**Given instruction:**
Copy out the lines below, replacing each "Signal strength" with "Connection quality" and keeping everything else the same. Leave out the pictures.

**Data shown:**

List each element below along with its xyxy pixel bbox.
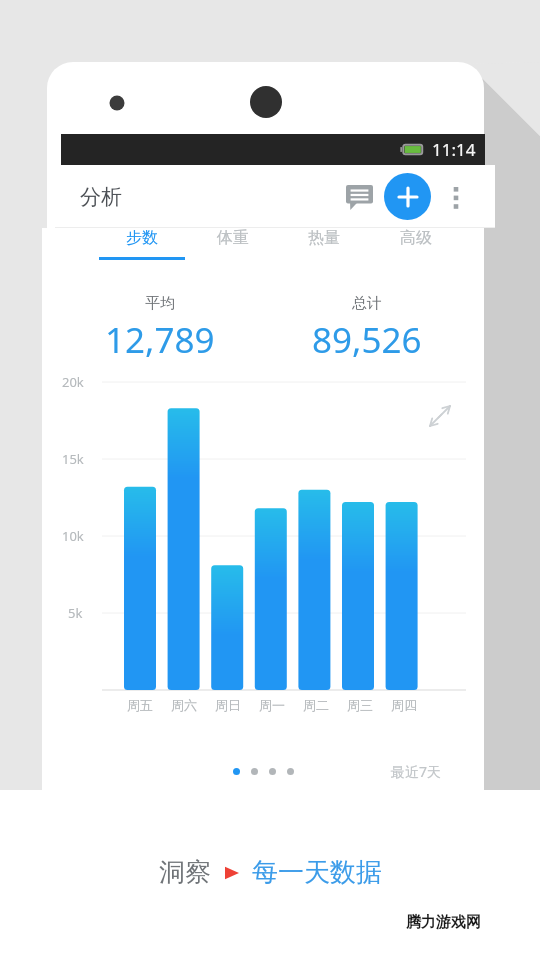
button[interactable]: Add xyxy=(384,173,431,220)
staticText: 平均 xyxy=(145,294,175,313)
button[interactable]: 平均 xyxy=(56,294,263,364)
button[interactable]: More options xyxy=(439,180,473,214)
button[interactable]: 热量 xyxy=(278,228,370,272)
staticText: 分析 xyxy=(80,184,122,210)
staticText: 周二 xyxy=(303,697,329,713)
staticText: 12,789 xyxy=(105,316,215,364)
staticText: 热量 xyxy=(308,228,340,248)
staticText: 腾力游戏网 xyxy=(406,913,481,932)
staticText: 每一天数据 xyxy=(252,856,382,889)
staticText: 周日 xyxy=(215,697,241,713)
button[interactable]: Messages xyxy=(338,176,380,218)
staticText: 周四 xyxy=(391,697,417,713)
staticText: 周三 xyxy=(347,697,373,713)
button[interactable]: 步数 xyxy=(96,228,187,272)
staticText: 89,526 xyxy=(312,316,422,364)
staticText: 步数 xyxy=(126,228,158,248)
staticText: 总计 xyxy=(352,294,382,313)
staticText: 11:14 xyxy=(432,138,476,161)
staticText: 20k xyxy=(62,373,84,391)
staticText: 周六 xyxy=(171,697,197,713)
staticText: 高级 xyxy=(400,228,432,248)
staticText: 周一 xyxy=(259,697,285,713)
staticText: 15k xyxy=(62,450,84,468)
staticText: 最近7天 xyxy=(391,762,442,781)
staticText: 体重 xyxy=(217,228,249,248)
button[interactable]: Expand chart xyxy=(438,400,472,434)
button[interactable]: 高级 xyxy=(370,228,462,272)
staticText: 洞察 xyxy=(159,856,211,889)
button[interactable]: 体重 xyxy=(187,228,278,272)
staticText: 5k xyxy=(68,604,83,622)
staticText: 周五 xyxy=(127,697,153,713)
staticText: 10k xyxy=(62,527,84,545)
button[interactable]: 总计 xyxy=(263,294,470,364)
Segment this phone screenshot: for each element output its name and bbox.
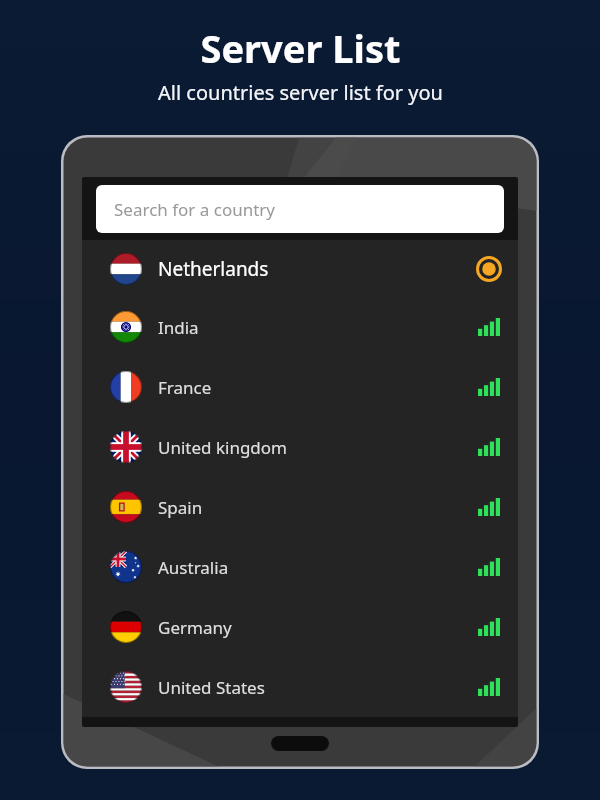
staticText: Server List [200, 22, 401, 74]
staticText: Search for a country [114, 198, 276, 221]
button[interactable]: Signal strength [472, 670, 506, 704]
staticText: India [158, 316, 199, 339]
button[interactable]: Spain [82, 477, 518, 537]
button[interactable]: Signal strength [472, 430, 506, 464]
button[interactable]: Search for a country [96, 185, 504, 233]
staticText: Netherlands [158, 256, 269, 282]
button[interactable]: Australia [82, 537, 518, 597]
button[interactable]: United States [82, 657, 518, 717]
button[interactable]: France [82, 357, 518, 417]
button[interactable]: Signal strength [472, 550, 506, 584]
staticText: United States [158, 676, 265, 699]
staticText: Germany [158, 616, 232, 639]
button[interactable]: Signal strength [472, 310, 506, 344]
staticText: Australia [158, 556, 229, 579]
button[interactable]: Home [271, 736, 329, 751]
button[interactable]: Signal strength [472, 490, 506, 524]
staticText: France [158, 376, 212, 399]
staticText: All countries server list for you [158, 79, 443, 106]
staticText: United kingdom [158, 436, 287, 459]
button[interactable]: Signal strength [472, 370, 506, 404]
button[interactable]: Netherlands [82, 240, 518, 297]
button[interactable]: Germany [82, 597, 518, 657]
staticText: Spain [158, 496, 203, 519]
button[interactable]: Signal strength [472, 610, 506, 644]
button[interactable]: United kingdom [82, 417, 518, 477]
button[interactable]: Selected server [472, 252, 506, 286]
button[interactable]: India [82, 297, 518, 357]
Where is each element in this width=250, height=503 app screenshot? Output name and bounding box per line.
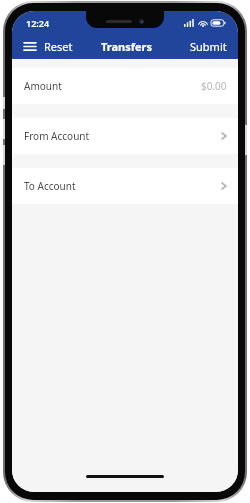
staticText: Amount — [24, 79, 62, 93]
button[interactable]: From Account — [12, 118, 238, 154]
staticText: 12:24 — [26, 17, 50, 29]
button[interactable]: Reset — [44, 33, 73, 59]
staticText: Reset — [44, 39, 73, 54]
button[interactable]: Menu — [19, 35, 41, 57]
button[interactable]: Submit — [190, 33, 227, 59]
staticText: To Account — [24, 179, 76, 193]
button[interactable]: Amount — [12, 68, 238, 104]
staticText: Transfers — [101, 39, 153, 54]
staticText: $0.00 — [201, 79, 227, 93]
button[interactable]: To Account — [12, 168, 238, 204]
staticText: From Account — [24, 129, 90, 143]
staticText: Submit — [190, 39, 227, 54]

**Written solution:**
List each element below along with its xyxy pixel bbox.
button[interactable]: Add xyxy=(384,173,431,220)
staticText: 平均 xyxy=(145,294,175,313)
button[interactable]: 平均 xyxy=(56,294,263,364)
button[interactable]: More options xyxy=(439,180,473,214)
button[interactable]: 热量 xyxy=(278,228,370,272)
staticText: 分析 xyxy=(80,184,122,210)
staticText: 周二 xyxy=(303,697,329,713)
staticText: 12,789 xyxy=(105,316,215,364)
staticText: 热量 xyxy=(308,228,340,248)
staticText: 腾力游戏网 xyxy=(406,913,481,932)
staticText: 每一天数据 xyxy=(252,856,382,889)
staticText: 周日 xyxy=(215,697,241,713)
button[interactable]: Messages xyxy=(338,176,380,218)
staticText: 周四 xyxy=(391,697,417,713)
staticText: 周三 xyxy=(347,697,373,713)
button[interactable]: 步数 xyxy=(96,228,187,272)
staticText: 89,526 xyxy=(312,316,422,364)
staticText: 步数 xyxy=(126,228,158,248)
staticText: 总计 xyxy=(352,294,382,313)
staticText: 11:14 xyxy=(432,138,476,161)
staticText: 20k xyxy=(62,373,84,391)
staticText: 周六 xyxy=(171,697,197,713)
staticText: 高级 xyxy=(400,228,432,248)
staticText: 周一 xyxy=(259,697,285,713)
staticText: 15k xyxy=(62,450,84,468)
staticText: 最近7天 xyxy=(391,762,442,781)
staticText: 体重 xyxy=(217,228,249,248)
button[interactable]: Expand chart xyxy=(438,400,472,434)
button[interactable]: 高级 xyxy=(370,228,462,272)
staticText: 洞察 xyxy=(159,856,211,889)
button[interactable]: 体重 xyxy=(187,228,278,272)
staticText: 5k xyxy=(68,604,83,622)
staticText: 周五 xyxy=(127,697,153,713)
staticText: 10k xyxy=(62,527,84,545)
button[interactable]: 总计 xyxy=(263,294,470,364)
Segment this phone screenshot: for each element output its name and bbox.
staticText: Server List [200, 22, 401, 74]
staticText: Search for a country [114, 198, 276, 221]
button[interactable]: Connection quality [472, 670, 506, 704]
staticText: India [158, 316, 199, 339]
button[interactable]: Spain [82, 477, 518, 537]
button[interactable]: Connection quality [472, 430, 506, 464]
button[interactable]: Search for a country [96, 185, 504, 233]
staticText: Netherlands [158, 256, 269, 282]
button[interactable]: Australia [82, 537, 518, 597]
button[interactable]: United States [82, 657, 518, 717]
button[interactable]: France [82, 357, 518, 417]
button[interactable]: Connection quality [472, 550, 506, 584]
staticText: United States [158, 676, 265, 699]
staticText: Germany [158, 616, 232, 639]
button[interactable]: Connection quality [472, 310, 506, 344]
staticText: Australia [158, 556, 229, 579]
button[interactable]: Home [271, 736, 329, 751]
button[interactable]: Connection quality [472, 490, 506, 524]
staticText: France [158, 376, 212, 399]
staticText: All countries server list for you [158, 79, 443, 106]
staticText: United kingdom [158, 436, 287, 459]
button[interactable]: Connection quality [472, 370, 506, 404]
button[interactable]: Netherlands [82, 240, 518, 297]
button[interactable]: Germany [82, 597, 518, 657]
staticText: Spain [158, 496, 203, 519]
button[interactable]: Connection quality [472, 610, 506, 644]
button[interactable]: United kingdom [82, 417, 518, 477]
button[interactable]: Selected server [472, 252, 506, 286]
button[interactable]: India [82, 297, 518, 357]
Where is each element in this width=250, height=503 app screenshot? Output name and bounding box per line.
staticText: Amount — [24, 79, 62, 93]
button[interactable]: From Account — [12, 118, 238, 154]
staticText: 12:24 — [26, 17, 50, 29]
button[interactable]: Reset — [44, 33, 73, 59]
staticText: Reset — [44, 39, 73, 54]
button[interactable]: Menu — [19, 35, 41, 57]
button[interactable]: Submit — [190, 33, 227, 59]
staticText: To Account — [24, 179, 76, 193]
button[interactable]: Amount — [12, 68, 238, 104]
staticText: Transfers — [101, 39, 153, 54]
staticText: $0.00 — [201, 79, 227, 93]
button[interactable]: To Account — [12, 168, 238, 204]
staticText: From Account — [24, 129, 90, 143]
staticText: Submit — [190, 39, 227, 54]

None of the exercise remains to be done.